» **Exercise details**:
Each entry, in full: copy it out exactly.

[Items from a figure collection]
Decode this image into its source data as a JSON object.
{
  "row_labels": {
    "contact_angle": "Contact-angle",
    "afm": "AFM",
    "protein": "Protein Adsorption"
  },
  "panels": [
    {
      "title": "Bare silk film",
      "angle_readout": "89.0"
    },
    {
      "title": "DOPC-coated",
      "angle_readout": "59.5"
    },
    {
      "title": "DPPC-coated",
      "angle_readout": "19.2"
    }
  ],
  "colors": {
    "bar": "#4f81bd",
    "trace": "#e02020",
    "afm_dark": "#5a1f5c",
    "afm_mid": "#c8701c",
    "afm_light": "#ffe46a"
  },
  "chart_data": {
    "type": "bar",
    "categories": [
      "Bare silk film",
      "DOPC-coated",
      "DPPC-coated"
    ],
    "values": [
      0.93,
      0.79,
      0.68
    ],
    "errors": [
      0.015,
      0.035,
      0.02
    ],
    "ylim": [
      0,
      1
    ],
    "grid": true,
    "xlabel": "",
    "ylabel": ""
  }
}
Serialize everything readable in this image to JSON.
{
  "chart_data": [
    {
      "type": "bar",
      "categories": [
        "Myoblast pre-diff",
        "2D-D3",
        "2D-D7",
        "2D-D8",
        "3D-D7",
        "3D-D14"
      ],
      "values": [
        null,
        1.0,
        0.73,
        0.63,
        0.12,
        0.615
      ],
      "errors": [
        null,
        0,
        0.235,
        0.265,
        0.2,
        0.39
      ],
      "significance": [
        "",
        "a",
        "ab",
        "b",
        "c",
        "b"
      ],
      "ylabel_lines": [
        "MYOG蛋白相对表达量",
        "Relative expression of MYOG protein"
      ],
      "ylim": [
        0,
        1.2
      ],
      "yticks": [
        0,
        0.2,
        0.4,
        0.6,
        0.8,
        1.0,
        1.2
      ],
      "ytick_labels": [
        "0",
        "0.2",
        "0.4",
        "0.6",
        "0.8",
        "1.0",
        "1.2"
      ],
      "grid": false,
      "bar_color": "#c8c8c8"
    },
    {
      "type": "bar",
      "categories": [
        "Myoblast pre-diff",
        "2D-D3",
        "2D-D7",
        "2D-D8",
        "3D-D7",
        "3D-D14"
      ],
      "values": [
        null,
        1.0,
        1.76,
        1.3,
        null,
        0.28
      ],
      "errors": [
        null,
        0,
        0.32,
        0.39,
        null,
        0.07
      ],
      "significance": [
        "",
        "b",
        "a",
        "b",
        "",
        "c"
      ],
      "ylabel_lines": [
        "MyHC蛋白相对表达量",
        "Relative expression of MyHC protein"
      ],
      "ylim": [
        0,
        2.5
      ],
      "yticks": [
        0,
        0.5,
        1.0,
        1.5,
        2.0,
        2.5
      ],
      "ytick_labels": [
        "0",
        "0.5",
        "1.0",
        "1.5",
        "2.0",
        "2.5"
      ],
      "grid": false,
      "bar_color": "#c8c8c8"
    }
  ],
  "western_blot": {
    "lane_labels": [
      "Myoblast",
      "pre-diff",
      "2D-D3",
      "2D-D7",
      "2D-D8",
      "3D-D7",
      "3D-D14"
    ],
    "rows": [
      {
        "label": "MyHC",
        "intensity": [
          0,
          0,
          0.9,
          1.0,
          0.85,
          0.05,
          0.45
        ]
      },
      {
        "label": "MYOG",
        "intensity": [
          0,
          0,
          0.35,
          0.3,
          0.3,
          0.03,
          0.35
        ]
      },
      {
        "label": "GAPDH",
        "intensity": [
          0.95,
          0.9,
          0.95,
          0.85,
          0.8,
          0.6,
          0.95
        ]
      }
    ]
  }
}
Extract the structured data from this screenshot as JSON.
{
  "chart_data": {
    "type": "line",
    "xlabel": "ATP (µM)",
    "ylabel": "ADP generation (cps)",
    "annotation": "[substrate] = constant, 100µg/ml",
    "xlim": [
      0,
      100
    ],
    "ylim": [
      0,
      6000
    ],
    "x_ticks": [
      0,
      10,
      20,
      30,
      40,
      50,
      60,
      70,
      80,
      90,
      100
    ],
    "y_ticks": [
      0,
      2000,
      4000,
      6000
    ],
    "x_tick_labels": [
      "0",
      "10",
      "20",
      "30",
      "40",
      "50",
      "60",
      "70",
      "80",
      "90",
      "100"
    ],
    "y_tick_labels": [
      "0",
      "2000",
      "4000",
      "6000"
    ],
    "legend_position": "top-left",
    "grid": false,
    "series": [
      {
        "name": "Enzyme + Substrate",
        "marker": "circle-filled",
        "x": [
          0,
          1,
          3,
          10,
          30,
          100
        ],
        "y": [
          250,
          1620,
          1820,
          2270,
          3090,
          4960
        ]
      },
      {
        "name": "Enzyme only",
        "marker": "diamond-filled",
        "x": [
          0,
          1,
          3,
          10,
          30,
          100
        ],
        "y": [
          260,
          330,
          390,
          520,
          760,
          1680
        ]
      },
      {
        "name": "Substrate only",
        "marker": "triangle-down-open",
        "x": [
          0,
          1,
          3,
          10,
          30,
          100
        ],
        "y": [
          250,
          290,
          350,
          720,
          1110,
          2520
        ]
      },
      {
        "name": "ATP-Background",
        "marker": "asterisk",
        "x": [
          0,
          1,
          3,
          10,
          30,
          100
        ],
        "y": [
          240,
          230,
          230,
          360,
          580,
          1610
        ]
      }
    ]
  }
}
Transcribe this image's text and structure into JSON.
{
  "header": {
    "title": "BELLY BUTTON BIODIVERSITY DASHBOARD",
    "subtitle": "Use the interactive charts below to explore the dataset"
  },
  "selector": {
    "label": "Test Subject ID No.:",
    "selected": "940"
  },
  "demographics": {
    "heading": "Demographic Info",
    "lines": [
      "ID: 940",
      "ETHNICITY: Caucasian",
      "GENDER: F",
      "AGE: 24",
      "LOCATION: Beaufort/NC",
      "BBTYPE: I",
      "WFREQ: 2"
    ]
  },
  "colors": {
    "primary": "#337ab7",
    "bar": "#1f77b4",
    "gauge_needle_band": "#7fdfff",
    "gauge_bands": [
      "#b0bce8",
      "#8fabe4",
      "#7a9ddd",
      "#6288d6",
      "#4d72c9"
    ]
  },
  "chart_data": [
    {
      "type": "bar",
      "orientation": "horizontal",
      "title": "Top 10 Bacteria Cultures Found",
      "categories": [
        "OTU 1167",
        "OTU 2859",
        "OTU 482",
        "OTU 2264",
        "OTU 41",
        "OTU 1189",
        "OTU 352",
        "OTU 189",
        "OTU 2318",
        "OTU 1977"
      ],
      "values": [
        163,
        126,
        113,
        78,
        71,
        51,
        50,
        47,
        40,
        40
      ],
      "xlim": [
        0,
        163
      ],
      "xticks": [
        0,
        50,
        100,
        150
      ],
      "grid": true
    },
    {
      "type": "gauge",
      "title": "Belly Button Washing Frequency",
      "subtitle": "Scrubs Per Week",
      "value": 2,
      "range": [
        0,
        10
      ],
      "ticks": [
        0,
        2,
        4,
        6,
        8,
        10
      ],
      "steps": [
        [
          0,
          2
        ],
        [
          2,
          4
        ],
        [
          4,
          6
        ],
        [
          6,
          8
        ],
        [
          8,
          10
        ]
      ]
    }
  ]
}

» **Answer box**:
Decode this image into its source data as a JSON object.
{
  "row_labels": {
    "contact_angle": "Contact-angle",
    "afm": "AFM",
    "protein": "Protein Adsorption"
  },
  "panels": [
    {
      "title": "Bare silk film",
      "angle_readout": "89.0"
    },
    {
      "title": "DOPC-coated",
      "angle_readout": "59.5"
    },
    {
      "title": "DPPC-coated",
      "angle_readout": "19.2"
    }
  ],
  "colors": {
    "bar": "#4f81bd",
    "trace": "#e02020",
    "afm_dark": "#5a1f5c",
    "afm_mid": "#c8701c",
    "afm_light": "#ffe46a"
  },
  "chart_data": {
    "type": "bar",
    "categories": [
      "Bare silk film",
      "DOPC-coated",
      "DPPC-coated"
    ],
    "values": [
      0.93,
      0.79,
      0.68
    ],
    "errors": [
      0.015,
      0.035,
      0.02
    ],
    "ylim": [
      0,
      1
    ],
    "grid": true,
    "xlabel": "",
    "ylabel": ""
  }
}
Serialize everything readable in this image to JSON.
{
  "chart_data": [
    {
      "type": "bar",
      "categories": [
        "Myoblast pre-diff",
        "2D-D3",
        "2D-D7",
        "2D-D8",
        "3D-D7",
        "3D-D14"
      ],
      "values": [
        null,
        1.0,
        0.73,
        0.63,
        0.12,
        0.615
      ],
      "errors": [
        null,
        0,
        0.235,
        0.265,
        0.2,
        0.39
      ],
      "significance": [
        "",
        "a",
        "ab",
        "b",
        "c",
        "b"
      ],
      "ylabel_lines": [
        "MYOG蛋白相对表达量",
        "Relative expression of MYOG protein"
      ],
      "ylim": [
        0,
        1.2
      ],
      "yticks": [
        0,
        0.2,
        0.4,
        0.6,
        0.8,
        1.0,
        1.2
      ],
      "ytick_labels": [
        "0",
        "0.2",
        "0.4",
        "0.6",
        "0.8",
        "1.0",
        "1.2"
      ],
      "grid": false,
      "bar_color": "#c8c8c8"
    },
    {
      "type": "bar",
      "categories": [
        "Myoblast pre-diff",
        "2D-D3",
        "2D-D7",
        "2D-D8",
        "3D-D7",
        "3D-D14"
      ],
      "values": [
        null,
        1.0,
        1.76,
        1.3,
        null,
        0.28
      ],
      "errors": [
        null,
        0,
        0.32,
        0.39,
        null,
        0.07
      ],
      "significance": [
        "",
        "b",
        "a",
        "b",
        "",
        "c"
      ],
      "ylabel_lines": [
        "MyHC蛋白相对表达量",
        "Relative expression of MyHC protein"
      ],
      "ylim": [
        0,
        2.5
      ],
      "yticks": [
        0,
        0.5,
        1.0,
        1.5,
        2.0,
        2.5
      ],
      "ytick_labels": [
        "0",
        "0.5",
        "1.0",
        "1.5",
        "2.0",
        "2.5"
      ],
      "grid": false,
      "bar_color": "#c8c8c8"
    }
  ],
  "western_blot": {
    "lane_labels": [
      "Myoblast",
      "pre-diff",
      "2D-D3",
      "2D-D7",
      "2D-D8",
      "3D-D7",
      "3D-D14"
    ],
    "rows": [
      {
        "label": "MyHC",
        "intensity": [
          0,
          0,
          0.9,
          1.0,
          0.85,
          0.05,
          0.45
        ]
      },
      {
        "label": "MYOG",
        "intensity": [
          0,
          0,
          0.35,
          0.3,
          0.3,
          0.03,
          0.35
        ]
      },
      {
        "label": "GAPDH",
        "intensity": [
          0.95,
          0.9,
          0.95,
          0.85,
          0.8,
          0.6,
          0.95
        ]
      }
    ]
  }
}
Extract the structured data from this screenshot as JSON.
{
  "chart_data": {
    "type": "line",
    "xlabel": "ATP (µM)",
    "ylabel": "ADP generation (cps)",
    "annotation": "[substrate] = constant, 100µg/ml",
    "xlim": [
      0,
      100
    ],
    "ylim": [
      0,
      6000
    ],
    "x_ticks": [
      0,
      10,
      20,
      30,
      40,
      50,
      60,
      70,
      80,
      90,
      100
    ],
    "y_ticks": [
      0,
      2000,
      4000,
      6000
    ],
    "x_tick_labels": [
      "0",
      "10",
      "20",
      "30",
      "40",
      "50",
      "60",
      "70",
      "80",
      "90",
      "100"
    ],
    "y_tick_labels": [
      "0",
      "2000",
      "4000",
      "6000"
    ],
    "legend_position": "top-left",
    "grid": false,
    "series": [
      {
        "name": "Enzyme + Substrate",
        "marker": "circle-filled",
        "x": [
          0,
          1,
          3,
          10,
          30,
          100
        ],
        "y": [
          250,
          1620,
          1820,
          2270,
          3090,
          4960
        ]
      },
      {
        "name": "Enzyme only",
        "marker": "diamond-filled",
        "x": [
          0,
          1,
          3,
          10,
          30,
          100
        ],
        "y": [
          260,
          330,
          390,
          520,
          760,
          1680
        ]
      },
      {
        "name": "Substrate only",
        "marker": "triangle-down-open",
        "x": [
          0,
          1,
          3,
          10,
          30,
          100
        ],
        "y": [
          250,
          290,
          350,
          720,
          1110,
          2520
        ]
      },
      {
        "name": "ATP-Background",
        "marker": "asterisk",
        "x": [
          0,
          1,
          3,
          10,
          30,
          100
        ],
        "y": [
          240,
          230,
          230,
          360,
          580,
          1610
        ]
      }
    ]
  }
}
Transcribe this image's text and structure into JSON.
{
  "header": {
    "title": "BELLY BUTTON BIODIVERSITY DASHBOARD",
    "subtitle": "Use the interactive charts below to explore the dataset"
  },
  "selector": {
    "label": "Test Subject ID No.:",
    "selected": "940"
  },
  "demographics": {
    "heading": "Demographic Info",
    "lines": [
      "ID: 940",
      "ETHNICITY: Caucasian",
      "GENDER: F",
      "AGE: 24",
      "LOCATION: Beaufort/NC",
      "BBTYPE: I",
      "WFREQ: 2"
    ]
  },
  "colors": {
    "primary": "#337ab7",
    "bar": "#1f77b4",
    "gauge_needle_band": "#7fdfff",
    "gauge_bands": [
      "#b0bce8",
      "#8fabe4",
      "#7a9ddd",
      "#6288d6",
      "#4d72c9"
    ]
  },
  "chart_data": [
    {
      "type": "bar",
      "orientation": "horizontal",
      "title": "Top 10 Bacteria Cultures Found",
      "categories": [
        "OTU 1167",
        "OTU 2859",
        "OTU 482",
        "OTU 2264",
        "OTU 41",
        "OTU 1189",
        "OTU 352",
        "OTU 189",
        "OTU 2318",
        "OTU 1977"
      ],
      "values": [
        163,
        126,
        113,
        78,
        71,
        51,
        50,
        47,
        40,
        40
      ],
      "xlim": [
        0,
        163
      ],
      "xticks": [
        0,
        50,
        100,
        150
      ],
      "grid": true
    },
    {
      "type": "gauge",
      "title": "Belly Button Washing Frequency",
      "subtitle": "Scrubs Per Week",
      "value": 2,
      "range": [
        0,
        10
      ],
      "ticks": [
        0,
        2,
        4,
        6,
        8,
        10
      ],
      "steps": [
        [
          0,
          2
        ],
        [
          2,
          4
        ],
        [
          4,
          6
        ],
        [
          6,
          8
        ],
        [
          8,
          10
        ]
      ]
    }
  ]
}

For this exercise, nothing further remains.